• _Source data_
--

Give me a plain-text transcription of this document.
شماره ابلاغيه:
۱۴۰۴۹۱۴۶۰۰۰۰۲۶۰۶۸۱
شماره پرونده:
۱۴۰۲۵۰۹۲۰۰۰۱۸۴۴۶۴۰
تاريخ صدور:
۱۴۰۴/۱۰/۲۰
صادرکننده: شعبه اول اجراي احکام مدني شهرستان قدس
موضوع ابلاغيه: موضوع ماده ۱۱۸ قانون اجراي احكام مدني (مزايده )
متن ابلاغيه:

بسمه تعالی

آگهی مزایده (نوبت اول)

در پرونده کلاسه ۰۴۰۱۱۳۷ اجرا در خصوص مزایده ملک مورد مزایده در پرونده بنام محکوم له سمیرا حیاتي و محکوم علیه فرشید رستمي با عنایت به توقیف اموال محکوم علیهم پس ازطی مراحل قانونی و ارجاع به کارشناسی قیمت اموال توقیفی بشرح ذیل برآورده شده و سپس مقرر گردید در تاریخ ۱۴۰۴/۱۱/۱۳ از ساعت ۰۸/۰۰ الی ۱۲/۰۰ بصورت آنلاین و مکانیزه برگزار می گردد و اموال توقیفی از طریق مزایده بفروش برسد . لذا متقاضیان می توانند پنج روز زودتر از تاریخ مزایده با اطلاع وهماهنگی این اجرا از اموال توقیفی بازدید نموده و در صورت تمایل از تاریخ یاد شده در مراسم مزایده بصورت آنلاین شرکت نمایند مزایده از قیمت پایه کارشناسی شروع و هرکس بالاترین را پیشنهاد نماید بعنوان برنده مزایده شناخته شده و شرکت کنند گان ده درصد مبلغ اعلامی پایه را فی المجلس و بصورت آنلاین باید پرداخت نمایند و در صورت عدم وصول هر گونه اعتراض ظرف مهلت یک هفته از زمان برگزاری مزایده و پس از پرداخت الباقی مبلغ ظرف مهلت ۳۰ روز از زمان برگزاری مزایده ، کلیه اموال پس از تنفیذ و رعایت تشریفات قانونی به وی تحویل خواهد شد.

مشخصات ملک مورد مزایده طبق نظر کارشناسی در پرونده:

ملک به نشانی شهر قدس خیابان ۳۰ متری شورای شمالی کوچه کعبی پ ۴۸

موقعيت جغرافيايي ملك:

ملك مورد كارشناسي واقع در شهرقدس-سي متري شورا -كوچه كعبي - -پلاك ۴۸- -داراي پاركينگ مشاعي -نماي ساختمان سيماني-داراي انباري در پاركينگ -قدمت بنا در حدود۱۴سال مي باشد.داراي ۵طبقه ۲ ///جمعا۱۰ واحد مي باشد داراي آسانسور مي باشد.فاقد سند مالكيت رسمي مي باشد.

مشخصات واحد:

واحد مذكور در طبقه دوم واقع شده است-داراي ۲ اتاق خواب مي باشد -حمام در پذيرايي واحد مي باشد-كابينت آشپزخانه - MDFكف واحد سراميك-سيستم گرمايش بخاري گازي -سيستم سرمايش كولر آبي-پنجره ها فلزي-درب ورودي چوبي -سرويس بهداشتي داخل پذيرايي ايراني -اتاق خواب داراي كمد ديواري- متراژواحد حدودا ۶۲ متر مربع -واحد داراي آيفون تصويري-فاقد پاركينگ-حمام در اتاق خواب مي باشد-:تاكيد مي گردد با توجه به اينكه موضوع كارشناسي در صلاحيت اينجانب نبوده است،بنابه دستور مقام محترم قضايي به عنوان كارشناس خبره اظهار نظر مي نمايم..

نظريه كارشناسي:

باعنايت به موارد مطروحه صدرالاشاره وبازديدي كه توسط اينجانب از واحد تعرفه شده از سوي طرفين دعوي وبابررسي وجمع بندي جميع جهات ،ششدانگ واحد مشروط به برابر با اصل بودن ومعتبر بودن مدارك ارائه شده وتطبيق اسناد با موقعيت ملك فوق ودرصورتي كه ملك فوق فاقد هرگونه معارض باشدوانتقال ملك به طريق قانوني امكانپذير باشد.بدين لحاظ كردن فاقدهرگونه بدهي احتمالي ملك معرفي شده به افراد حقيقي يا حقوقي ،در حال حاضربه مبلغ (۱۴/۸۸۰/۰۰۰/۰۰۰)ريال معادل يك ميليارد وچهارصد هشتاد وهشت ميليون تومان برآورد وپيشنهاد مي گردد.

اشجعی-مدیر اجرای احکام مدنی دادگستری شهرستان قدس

--

• _Your instructions_
Reproduce all of the records exactly.

• _Output for this task_
Give me a plain-text transcription of this document.
شماره ابلاغيه:
۱۴۰۴۹۱۴۶۰۰۰۰۲۶۰۶۸۱
شماره پرونده:
۱۴۰۲۵۰۹۲۰۰۰۱۸۴۴۶۴۰
تاريخ صدور:
۱۴۰۴/۱۰/۲۰
صادرکننده: شعبه اول اجراي احکام مدني شهرستان قدس
موضوع ابلاغيه: موضوع ماده ۱۱۸ قانون اجراي احكام مدني (مزايده )
متن ابلاغيه:

بسمه تعالی

آگهی مزایده (نوبت اول)

در پرونده کلاسه ۰۴۰۱۱۳۷ اجرا در خصوص مزایده ملک مورد مزایده در پرونده بنام محکوم له سمیرا حیاتي و محکوم علیه فرشید رستمي با عنایت به توقیف اموال محکوم علیهم پس ازطی مراحل قانونی و ارجاع به کارشناسی قیمت اموال توقیفی بشرح ذیل برآورده شده و سپس مقرر گردید در تاریخ ۱۴۰۴/۱۱/۱۳ از ساعت ۰۸/۰۰ الی ۱۲/۰۰ بصورت آنلاین و مکانیزه برگزار می گردد و اموال توقیفی از طریق مزایده بفروش برسد . لذا متقاضیان می توانند پنج روز زودتر از تاریخ مزایده با اطلاع وهماهنگی این اجرا از اموال توقیفی بازدید نموده و در صورت تمایل از تاریخ یاد شده در مراسم مزایده بصورت آنلاین شرکت نمایند مزایده از قیمت پایه کارشناسی شروع و هرکس بالاترین را پیشنهاد نماید بعنوان برنده مزایده شناخته شده و شرکت کنند گان ده درصد مبلغ اعلامی پایه را فی المجلس و بصورت آنلاین باید پرداخت نمایند و در صورت عدم وصول هر گونه اعتراض ظرف مهلت یک هفته از زمان برگزاری مزایده و پس از پرداخت الباقی مبلغ ظرف مهلت ۳۰ روز از زمان برگزاری مزایده ، کلیه اموال پس از تنفیذ و رعایت تشریفات قانونی به وی تحویل خواهد شد.

مشخصات ملک مورد مزایده طبق نظر کارشناسی در پرونده:

ملک به نشانی شهر قدس خیابان ۳۰ متری شورای شمالی کوچه کعبی پ ۴۸

موقعيت جغرافيايي ملك:

ملك مورد كارشناسي واقع در شهرقدس-سي متري شورا -كوچه كعبي - -پلاك ۴۸- -داراي پاركينگ مشاعي -نماي ساختمان سيماني-داراي انباري در پاركينگ -قدمت بنا در حدود۱۴سال مي باشد.داراي ۵طبقه ۲ ///جمعا۱۰ واحد مي باشد داراي آسانسور مي باشد.فاقد سند مالكيت رسمي مي باشد.

مشخصات واحد:

واحد مذكور در طبقه دوم واقع شده است-داراي ۲ اتاق خواب مي باشد -حمام در پذيرايي واحد مي باشد-كابينت آشپزخانه - MDFكف واحد سراميك-سيستم گرمايش بخاري گازي -سيستم سرمايش كولر آبي-پنجره ها فلزي-درب ورودي چوبي -سرويس بهداشتي داخل پذيرايي ايراني -اتاق خواب داراي كمد ديواري- متراژواحد حدودا ۶۲ متر مربع -واحد داراي آيفون تصويري-فاقد پاركينگ-حمام در اتاق خواب مي باشد-:تاكيد مي گردد با توجه به اينكه موضوع كارشناسي در صلاحيت اينجانب نبوده است،بنابه دستور مقام محترم قضايي به عنوان كارشناس خبره اظهار نظر مي نمايم..

نظريه كارشناسي:

باعنايت به موارد مطروحه صدرالاشاره وبازديدي كه توسط اينجانب از واحد تعرفه شده از سوي طرفين دعوي وبابررسي وجمع بندي جميع جهات ،ششدانگ واحد مشروط به برابر با اصل بودن ومعتبر بودن مدارك ارائه شده وتطبيق اسناد با موقعيت ملك فوق ودرصورتي كه ملك فوق فاقد هرگونه معارض باشدوانتقال ملك به طريق قانوني امكانپذير باشد.بدين لحاظ كردن فاقدهرگونه بدهي احتمالي ملك معرفي شده به افراد حقيقي يا حقوقي ،در حال حاضربه مبلغ (۱۴/۸۸۰/۰۰۰/۰۰۰)ريال معادل يك ميليارد وچهارصد هشتاد وهشت ميليون تومان برآورد وپيشنهاد مي گردد.

اشجعی-مدیر اجرای احکام مدنی دادگستری شهرستان قدس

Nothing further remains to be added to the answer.